(WHAT THE TASK ASKS) Below are some records. Copy every line in them that holds "RepResidual".

=== STORED RECORDS ===

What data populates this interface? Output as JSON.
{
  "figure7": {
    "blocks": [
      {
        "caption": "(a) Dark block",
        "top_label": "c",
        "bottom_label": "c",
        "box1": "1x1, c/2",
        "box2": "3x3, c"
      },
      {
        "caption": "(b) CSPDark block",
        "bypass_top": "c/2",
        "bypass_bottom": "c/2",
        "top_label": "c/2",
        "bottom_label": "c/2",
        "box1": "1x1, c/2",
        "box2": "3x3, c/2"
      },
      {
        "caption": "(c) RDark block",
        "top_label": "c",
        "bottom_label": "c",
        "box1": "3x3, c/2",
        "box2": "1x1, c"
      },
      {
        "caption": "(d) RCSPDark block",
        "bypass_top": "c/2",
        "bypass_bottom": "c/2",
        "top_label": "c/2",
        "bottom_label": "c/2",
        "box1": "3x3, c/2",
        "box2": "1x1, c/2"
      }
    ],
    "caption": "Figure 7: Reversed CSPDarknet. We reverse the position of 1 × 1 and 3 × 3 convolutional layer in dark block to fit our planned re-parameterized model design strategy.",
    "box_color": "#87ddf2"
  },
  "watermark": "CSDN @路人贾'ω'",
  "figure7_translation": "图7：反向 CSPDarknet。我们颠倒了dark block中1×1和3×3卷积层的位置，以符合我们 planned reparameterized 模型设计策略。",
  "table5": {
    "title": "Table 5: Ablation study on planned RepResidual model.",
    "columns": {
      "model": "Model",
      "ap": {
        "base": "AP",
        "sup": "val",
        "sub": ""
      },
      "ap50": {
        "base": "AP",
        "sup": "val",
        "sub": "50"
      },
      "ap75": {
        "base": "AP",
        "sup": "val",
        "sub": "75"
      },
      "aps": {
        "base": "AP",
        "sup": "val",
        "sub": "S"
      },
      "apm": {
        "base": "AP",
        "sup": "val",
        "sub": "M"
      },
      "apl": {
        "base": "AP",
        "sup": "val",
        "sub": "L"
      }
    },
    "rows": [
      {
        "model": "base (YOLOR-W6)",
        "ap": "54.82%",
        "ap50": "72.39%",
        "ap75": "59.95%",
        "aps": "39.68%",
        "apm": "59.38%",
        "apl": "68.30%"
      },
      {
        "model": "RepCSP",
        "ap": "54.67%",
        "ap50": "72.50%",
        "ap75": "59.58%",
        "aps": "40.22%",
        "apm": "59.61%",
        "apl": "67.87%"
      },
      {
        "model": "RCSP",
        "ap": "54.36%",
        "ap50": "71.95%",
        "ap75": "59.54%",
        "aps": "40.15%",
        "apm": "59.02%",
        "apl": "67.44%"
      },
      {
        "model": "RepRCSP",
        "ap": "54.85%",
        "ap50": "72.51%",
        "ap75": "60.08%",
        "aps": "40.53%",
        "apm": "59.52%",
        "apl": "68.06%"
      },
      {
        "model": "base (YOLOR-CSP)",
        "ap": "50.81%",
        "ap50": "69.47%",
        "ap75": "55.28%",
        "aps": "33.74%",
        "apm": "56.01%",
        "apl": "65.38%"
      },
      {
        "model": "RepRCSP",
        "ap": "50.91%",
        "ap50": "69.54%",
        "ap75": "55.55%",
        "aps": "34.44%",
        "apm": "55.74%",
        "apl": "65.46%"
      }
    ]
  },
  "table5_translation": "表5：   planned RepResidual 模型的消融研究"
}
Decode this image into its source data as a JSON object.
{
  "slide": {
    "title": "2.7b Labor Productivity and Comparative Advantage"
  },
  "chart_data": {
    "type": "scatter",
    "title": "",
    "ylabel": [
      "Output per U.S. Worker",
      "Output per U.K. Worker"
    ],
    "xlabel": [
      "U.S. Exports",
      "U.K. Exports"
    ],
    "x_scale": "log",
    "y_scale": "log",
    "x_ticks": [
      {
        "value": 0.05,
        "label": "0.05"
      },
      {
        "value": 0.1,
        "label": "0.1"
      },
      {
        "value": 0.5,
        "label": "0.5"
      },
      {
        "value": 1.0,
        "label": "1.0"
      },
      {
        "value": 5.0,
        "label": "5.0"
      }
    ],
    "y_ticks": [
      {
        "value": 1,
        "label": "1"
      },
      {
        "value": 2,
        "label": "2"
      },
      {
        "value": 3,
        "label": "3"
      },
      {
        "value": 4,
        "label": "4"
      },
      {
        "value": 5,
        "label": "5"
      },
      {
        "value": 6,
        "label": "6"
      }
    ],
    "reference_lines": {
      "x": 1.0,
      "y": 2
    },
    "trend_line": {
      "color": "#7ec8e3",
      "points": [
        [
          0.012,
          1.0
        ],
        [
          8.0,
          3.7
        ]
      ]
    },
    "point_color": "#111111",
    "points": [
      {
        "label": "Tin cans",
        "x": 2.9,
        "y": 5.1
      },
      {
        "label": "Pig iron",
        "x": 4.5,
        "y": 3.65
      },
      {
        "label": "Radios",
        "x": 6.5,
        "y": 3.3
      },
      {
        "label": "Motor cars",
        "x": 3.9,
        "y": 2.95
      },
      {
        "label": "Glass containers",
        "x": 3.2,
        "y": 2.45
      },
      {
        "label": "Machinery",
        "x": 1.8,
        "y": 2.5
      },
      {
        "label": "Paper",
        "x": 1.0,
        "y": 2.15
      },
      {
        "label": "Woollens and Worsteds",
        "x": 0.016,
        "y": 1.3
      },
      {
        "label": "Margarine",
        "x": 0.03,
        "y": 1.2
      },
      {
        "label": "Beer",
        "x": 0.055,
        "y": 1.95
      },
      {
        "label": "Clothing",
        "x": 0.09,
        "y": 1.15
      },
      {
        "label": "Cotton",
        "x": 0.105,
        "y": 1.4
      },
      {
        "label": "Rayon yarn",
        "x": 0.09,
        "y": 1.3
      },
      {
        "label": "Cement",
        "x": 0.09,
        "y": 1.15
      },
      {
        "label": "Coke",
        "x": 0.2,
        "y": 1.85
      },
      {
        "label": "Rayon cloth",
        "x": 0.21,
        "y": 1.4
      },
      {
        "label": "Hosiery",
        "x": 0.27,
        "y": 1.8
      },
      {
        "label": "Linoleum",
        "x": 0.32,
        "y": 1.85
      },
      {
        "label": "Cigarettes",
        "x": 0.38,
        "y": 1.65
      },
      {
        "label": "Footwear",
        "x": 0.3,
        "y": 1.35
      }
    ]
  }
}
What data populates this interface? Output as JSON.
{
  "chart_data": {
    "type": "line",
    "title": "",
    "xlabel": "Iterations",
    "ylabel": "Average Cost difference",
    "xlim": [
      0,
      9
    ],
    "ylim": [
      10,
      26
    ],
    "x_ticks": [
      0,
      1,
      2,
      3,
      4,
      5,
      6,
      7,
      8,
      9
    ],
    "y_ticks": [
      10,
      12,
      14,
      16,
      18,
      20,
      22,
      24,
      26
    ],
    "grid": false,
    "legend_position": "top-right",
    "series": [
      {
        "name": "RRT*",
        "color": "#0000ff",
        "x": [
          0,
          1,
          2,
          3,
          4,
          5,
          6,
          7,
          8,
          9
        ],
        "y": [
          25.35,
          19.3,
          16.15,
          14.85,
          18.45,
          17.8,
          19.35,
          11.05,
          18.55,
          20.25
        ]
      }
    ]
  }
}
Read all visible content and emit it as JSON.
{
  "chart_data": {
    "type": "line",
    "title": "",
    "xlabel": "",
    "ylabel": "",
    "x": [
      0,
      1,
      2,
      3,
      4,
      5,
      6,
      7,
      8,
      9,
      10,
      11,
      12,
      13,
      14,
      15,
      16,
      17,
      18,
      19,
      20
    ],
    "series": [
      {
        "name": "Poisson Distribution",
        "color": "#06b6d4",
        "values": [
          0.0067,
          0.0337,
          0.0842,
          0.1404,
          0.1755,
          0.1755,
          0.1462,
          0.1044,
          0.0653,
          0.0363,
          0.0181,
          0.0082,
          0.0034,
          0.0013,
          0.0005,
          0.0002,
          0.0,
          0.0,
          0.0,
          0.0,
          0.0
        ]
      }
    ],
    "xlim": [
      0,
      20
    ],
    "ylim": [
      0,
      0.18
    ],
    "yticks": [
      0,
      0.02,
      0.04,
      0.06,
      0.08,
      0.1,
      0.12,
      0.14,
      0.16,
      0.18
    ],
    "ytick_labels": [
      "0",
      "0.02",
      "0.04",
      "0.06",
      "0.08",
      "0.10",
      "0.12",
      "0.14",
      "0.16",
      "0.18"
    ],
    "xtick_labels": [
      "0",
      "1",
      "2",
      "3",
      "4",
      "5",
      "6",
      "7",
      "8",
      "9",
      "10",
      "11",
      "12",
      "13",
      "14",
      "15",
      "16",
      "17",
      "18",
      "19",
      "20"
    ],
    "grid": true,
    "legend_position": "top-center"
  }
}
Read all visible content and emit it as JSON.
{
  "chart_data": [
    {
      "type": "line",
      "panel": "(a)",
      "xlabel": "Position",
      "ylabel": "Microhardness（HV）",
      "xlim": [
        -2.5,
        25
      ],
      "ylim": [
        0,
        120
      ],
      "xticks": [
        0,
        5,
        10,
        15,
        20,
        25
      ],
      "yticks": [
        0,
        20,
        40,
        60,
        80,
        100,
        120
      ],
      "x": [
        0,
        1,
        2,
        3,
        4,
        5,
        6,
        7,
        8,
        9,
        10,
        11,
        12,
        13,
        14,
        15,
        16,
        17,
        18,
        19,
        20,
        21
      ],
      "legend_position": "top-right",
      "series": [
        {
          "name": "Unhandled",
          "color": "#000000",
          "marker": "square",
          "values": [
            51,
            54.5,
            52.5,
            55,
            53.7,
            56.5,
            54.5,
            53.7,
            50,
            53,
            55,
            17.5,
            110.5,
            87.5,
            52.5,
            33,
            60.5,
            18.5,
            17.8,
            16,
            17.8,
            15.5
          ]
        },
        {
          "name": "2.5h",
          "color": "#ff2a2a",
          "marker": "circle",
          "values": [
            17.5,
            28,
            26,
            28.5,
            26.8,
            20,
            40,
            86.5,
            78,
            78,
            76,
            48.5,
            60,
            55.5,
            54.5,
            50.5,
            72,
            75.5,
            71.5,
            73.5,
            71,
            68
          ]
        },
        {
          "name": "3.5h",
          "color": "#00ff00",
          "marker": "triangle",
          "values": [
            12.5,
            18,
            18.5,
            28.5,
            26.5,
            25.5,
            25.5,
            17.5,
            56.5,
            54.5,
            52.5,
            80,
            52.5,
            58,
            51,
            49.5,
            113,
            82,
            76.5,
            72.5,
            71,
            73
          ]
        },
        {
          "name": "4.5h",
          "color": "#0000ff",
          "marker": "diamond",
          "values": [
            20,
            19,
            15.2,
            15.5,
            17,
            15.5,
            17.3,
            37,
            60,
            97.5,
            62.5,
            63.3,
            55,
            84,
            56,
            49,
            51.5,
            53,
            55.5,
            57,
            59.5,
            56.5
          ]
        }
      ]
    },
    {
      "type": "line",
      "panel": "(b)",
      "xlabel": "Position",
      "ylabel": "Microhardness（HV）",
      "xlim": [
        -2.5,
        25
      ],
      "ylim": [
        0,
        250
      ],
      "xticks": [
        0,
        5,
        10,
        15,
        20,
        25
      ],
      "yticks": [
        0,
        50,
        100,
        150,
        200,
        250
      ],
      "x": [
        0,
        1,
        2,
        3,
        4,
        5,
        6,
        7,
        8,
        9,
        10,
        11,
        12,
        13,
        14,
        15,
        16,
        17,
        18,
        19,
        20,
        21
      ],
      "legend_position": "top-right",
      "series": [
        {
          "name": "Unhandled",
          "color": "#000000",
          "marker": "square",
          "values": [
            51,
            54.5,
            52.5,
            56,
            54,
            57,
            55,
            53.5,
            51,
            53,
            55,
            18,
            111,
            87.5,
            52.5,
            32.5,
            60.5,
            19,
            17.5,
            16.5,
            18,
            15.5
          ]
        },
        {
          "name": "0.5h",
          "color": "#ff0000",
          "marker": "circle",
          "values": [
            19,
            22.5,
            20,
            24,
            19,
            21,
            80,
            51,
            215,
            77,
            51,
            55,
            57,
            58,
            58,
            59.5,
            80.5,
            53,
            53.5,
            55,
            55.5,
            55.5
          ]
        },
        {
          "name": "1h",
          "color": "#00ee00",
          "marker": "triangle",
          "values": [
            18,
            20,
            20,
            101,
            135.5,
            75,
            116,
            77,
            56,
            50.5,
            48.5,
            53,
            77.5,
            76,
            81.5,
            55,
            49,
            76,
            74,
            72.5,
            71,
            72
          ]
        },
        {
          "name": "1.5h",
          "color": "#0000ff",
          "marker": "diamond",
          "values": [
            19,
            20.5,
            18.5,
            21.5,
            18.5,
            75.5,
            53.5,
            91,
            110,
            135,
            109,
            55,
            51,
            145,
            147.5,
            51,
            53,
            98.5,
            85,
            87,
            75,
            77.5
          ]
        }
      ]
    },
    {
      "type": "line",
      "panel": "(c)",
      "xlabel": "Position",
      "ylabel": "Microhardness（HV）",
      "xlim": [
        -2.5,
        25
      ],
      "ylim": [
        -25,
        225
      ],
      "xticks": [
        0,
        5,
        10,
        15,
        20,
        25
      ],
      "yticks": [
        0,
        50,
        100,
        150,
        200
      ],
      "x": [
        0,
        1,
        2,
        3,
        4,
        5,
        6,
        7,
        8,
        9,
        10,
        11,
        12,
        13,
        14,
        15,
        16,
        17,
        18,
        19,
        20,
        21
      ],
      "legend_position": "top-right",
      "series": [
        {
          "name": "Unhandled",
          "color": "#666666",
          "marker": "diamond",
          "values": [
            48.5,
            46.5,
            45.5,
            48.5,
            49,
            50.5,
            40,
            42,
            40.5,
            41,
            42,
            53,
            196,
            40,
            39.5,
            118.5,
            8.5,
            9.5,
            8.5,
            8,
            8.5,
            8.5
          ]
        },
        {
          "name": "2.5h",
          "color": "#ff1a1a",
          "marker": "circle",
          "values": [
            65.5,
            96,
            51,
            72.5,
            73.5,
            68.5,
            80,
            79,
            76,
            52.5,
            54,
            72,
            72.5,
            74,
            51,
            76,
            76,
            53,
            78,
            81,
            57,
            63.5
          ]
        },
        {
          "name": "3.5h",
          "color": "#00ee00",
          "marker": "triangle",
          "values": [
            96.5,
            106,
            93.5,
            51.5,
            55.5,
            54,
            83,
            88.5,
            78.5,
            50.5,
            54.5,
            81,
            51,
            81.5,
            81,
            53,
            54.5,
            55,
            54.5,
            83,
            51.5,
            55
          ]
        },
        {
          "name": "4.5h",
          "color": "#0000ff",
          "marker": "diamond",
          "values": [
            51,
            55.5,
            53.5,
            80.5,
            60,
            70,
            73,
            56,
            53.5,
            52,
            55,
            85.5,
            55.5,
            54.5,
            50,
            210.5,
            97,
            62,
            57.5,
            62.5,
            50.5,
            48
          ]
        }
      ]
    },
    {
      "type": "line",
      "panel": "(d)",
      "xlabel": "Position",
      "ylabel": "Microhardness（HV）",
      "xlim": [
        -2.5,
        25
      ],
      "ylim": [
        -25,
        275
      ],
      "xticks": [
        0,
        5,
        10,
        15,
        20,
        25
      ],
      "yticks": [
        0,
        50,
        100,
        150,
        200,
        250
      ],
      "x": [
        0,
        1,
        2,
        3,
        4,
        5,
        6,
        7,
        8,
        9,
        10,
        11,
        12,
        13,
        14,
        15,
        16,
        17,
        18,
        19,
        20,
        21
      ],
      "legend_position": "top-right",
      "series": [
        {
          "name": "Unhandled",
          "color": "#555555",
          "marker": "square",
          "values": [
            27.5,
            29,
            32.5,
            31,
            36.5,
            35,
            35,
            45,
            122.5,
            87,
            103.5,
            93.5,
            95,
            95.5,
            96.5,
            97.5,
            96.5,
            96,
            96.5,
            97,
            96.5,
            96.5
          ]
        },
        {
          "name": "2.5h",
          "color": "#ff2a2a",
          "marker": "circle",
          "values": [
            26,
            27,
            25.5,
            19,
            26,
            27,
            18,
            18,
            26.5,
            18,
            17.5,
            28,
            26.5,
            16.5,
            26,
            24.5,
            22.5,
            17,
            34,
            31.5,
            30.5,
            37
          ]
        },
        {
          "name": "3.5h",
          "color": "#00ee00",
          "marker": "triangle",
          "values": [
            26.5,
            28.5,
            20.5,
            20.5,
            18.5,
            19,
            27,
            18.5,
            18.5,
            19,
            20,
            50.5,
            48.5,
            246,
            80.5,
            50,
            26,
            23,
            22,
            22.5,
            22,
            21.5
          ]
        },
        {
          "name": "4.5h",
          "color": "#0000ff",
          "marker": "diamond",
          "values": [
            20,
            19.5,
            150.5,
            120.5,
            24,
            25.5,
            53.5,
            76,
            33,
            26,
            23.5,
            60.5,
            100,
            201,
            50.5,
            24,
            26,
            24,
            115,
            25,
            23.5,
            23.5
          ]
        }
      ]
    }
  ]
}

===

(SOLUTION BELOW)
    "title": "Table 5: Ablation study on planned RepResidual model.",
  "table5_translation": "表5：   planned RepResidual 模型的消融研究"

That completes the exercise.